● **Tujuan Tugas**
**A)** Salin ulang tanpa perubahan bagian kutipan sumber yang dimulai pada kata-kata "Berita Bekasi Nomor" dan berakhir setelah kata-kata "di kawasan Sumatra.".
**B)** Sebutkan semua wilayah yang menurut paragraf pembuka kutipan sumber sedang diselimuti gelombang duka dan ketidakpastian.
**C)** Jawablah pertanyaan berikut berdasarkan kutipan sumber, masing-masing pada barisnya sendiri:
(i) Di desa mana letak jembatan darurat dalam keterangan foto?
(ii) Apa jabatan Muhaimin Iskandar?
(iii) Acara apa yang dihadiri Muhaimin Iskandar sebelum ia menyampaikan pernyataannya?

:: Kutipan Sumber

Berita Bekasi Nomor Satu

Pemerintah Tolak Bantuan Asing untuk Bencana Sumatera

MELINTAS: Warga saat melintasi jembatan darurat yang di Desa Garoga, Batang Toru, Tapanuli Selatan, Sumatera Utara.FOTO: ISTIMEWA

RADARBEKASI.ID, BEKASI – Di tengah gelombang duka dan ketidakpastian yang menyelimuti Aceh, Sumatera Utara, dan Sumatera Barat, pemerintah pusat kembali menegaskan satu sikap, Indonesia menolak bantuan internasional untuk penanganan banjir dan longsor yang terus meluas di kawasan Sumatra.

Menteri Koordinator Bidang Pemberdayaan Masyarakat (Menko PM) Muhaimin Iskandar mengatakan bahwa pemerintah masih mampu menangani situasi ini secara mandiri.“Ya selagi kita masih kuat ngapain? Kita masih kuat kok,” ujarnya dengan nada optimistis seusai menghadiri acara graduasi KPM PKH di Jakarta, Senin petang (8/12).

::::
:: Bahan yang Disediakan

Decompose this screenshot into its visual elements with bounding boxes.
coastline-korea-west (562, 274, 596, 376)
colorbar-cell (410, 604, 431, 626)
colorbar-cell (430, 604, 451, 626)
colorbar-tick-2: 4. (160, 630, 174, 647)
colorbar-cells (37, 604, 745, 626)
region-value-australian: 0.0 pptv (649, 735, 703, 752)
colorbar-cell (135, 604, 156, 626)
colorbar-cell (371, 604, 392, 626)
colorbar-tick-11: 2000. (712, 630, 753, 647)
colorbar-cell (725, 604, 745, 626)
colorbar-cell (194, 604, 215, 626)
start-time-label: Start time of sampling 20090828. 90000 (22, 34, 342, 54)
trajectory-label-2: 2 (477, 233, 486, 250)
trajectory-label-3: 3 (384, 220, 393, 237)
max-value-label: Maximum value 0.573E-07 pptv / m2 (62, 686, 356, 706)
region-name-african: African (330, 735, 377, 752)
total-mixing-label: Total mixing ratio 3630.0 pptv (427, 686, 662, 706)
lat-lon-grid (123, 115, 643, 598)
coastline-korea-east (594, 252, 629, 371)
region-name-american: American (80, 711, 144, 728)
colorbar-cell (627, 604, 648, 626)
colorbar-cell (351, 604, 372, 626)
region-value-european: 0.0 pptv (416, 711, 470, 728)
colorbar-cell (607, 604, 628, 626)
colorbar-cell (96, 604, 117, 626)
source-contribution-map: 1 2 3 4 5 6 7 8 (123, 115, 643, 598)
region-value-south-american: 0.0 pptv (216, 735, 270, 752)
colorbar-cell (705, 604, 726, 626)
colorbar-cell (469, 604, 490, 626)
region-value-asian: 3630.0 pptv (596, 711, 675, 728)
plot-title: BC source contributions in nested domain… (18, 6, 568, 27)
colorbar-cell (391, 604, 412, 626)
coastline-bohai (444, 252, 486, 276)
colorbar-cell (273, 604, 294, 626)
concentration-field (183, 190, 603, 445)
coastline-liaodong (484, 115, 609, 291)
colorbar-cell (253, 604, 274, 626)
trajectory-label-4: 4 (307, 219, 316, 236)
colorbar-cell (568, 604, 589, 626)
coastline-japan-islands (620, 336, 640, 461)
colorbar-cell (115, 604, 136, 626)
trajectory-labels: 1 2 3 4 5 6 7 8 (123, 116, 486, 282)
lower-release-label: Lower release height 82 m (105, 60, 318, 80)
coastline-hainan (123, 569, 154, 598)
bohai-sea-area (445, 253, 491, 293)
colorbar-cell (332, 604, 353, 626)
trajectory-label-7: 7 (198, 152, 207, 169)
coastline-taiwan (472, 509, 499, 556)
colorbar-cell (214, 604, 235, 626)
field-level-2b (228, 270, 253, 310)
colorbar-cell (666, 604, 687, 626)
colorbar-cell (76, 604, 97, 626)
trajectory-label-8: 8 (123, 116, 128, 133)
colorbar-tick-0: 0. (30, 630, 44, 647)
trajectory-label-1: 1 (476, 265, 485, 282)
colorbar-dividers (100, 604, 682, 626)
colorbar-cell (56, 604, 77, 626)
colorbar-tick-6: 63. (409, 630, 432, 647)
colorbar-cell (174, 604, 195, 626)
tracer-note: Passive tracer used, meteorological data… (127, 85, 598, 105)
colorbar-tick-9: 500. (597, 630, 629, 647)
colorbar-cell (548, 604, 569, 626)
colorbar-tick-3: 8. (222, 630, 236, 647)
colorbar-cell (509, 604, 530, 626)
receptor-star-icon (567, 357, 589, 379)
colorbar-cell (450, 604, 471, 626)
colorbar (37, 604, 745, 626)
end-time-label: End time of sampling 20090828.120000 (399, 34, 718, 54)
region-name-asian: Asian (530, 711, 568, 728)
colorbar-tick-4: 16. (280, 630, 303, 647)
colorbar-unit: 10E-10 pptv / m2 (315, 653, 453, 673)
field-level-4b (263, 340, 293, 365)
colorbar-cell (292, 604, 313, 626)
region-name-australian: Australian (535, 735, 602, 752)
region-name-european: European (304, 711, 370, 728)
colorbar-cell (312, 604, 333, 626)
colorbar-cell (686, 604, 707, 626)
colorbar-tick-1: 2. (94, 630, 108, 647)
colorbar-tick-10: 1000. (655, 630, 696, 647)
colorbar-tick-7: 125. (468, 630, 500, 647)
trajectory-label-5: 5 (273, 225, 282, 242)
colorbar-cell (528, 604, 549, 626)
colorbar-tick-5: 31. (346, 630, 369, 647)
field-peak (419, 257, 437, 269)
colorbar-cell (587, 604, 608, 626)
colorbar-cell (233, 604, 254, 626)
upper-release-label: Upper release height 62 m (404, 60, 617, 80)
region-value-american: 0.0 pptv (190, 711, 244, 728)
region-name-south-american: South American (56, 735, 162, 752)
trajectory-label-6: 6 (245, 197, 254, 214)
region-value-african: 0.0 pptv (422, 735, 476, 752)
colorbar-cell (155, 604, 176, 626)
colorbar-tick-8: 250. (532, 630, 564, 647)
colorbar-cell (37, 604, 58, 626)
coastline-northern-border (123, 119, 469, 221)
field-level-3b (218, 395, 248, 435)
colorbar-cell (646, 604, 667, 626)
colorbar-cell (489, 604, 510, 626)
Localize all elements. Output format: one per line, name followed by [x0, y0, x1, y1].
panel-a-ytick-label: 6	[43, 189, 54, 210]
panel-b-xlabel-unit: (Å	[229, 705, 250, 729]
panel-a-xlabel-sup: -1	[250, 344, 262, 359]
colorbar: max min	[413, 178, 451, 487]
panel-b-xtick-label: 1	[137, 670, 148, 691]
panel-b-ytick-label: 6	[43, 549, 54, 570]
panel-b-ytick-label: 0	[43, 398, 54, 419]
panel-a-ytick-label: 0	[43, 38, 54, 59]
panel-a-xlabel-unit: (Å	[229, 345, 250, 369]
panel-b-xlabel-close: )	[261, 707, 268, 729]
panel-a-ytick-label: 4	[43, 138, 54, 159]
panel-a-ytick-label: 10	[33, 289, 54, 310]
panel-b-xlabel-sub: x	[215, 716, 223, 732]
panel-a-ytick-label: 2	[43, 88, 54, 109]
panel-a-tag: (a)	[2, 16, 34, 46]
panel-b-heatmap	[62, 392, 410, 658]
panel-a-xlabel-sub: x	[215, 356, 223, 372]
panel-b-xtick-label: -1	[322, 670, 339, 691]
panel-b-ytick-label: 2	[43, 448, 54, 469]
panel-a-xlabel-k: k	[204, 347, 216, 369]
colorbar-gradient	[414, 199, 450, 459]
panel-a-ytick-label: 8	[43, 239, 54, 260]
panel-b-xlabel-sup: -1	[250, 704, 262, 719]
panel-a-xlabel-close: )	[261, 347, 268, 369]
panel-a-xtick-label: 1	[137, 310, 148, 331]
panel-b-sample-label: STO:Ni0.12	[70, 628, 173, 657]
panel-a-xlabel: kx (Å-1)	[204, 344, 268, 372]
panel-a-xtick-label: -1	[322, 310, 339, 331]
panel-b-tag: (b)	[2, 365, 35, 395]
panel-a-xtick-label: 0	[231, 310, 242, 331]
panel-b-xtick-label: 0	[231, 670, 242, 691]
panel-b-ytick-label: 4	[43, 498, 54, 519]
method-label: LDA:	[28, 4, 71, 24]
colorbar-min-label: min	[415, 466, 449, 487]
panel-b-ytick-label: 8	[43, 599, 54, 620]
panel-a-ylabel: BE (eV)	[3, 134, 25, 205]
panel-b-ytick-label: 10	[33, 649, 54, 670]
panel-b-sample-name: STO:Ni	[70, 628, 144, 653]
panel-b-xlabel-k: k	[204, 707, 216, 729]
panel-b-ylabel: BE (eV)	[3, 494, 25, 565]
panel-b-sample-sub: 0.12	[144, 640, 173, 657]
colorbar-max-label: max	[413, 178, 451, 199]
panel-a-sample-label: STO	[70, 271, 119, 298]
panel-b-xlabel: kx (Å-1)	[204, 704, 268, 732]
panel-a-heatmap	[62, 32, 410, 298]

::::

● **Kumpulan Jawaban**
**A)**
Berita Bekasi Nomor Satu

Pemerintah Tolak Bantuan Asing untuk Bencana Sumatera

MELINTAS: Warga saat melintasi jembatan darurat yang di Desa Garoga, Batang Toru, Tapanuli Selatan, Sumatera Utara.FOTO: ISTIMEWA

RADARBEKASI.ID, BEKASI – Di tengah gelombang duka dan ketidakpastian yang menyelimuti Aceh, Sumatera Utara, dan Sumatera Barat, pemerintah pusat kembali menegaskan satu sikap, Indonesia menolak bantuan internasional untuk penanganan banjir dan longsor yang terus meluas di kawasan Sumatra.

**B)** Aceh, Sumatera Utara, Sumatera Barat

**C)**
(i) Desa Garoga
(ii) Menteri Koordinator Bidang Pemberdayaan Masyarakat (Menko PM)
(iii) Acara graduasi KPM PKH di Jakarta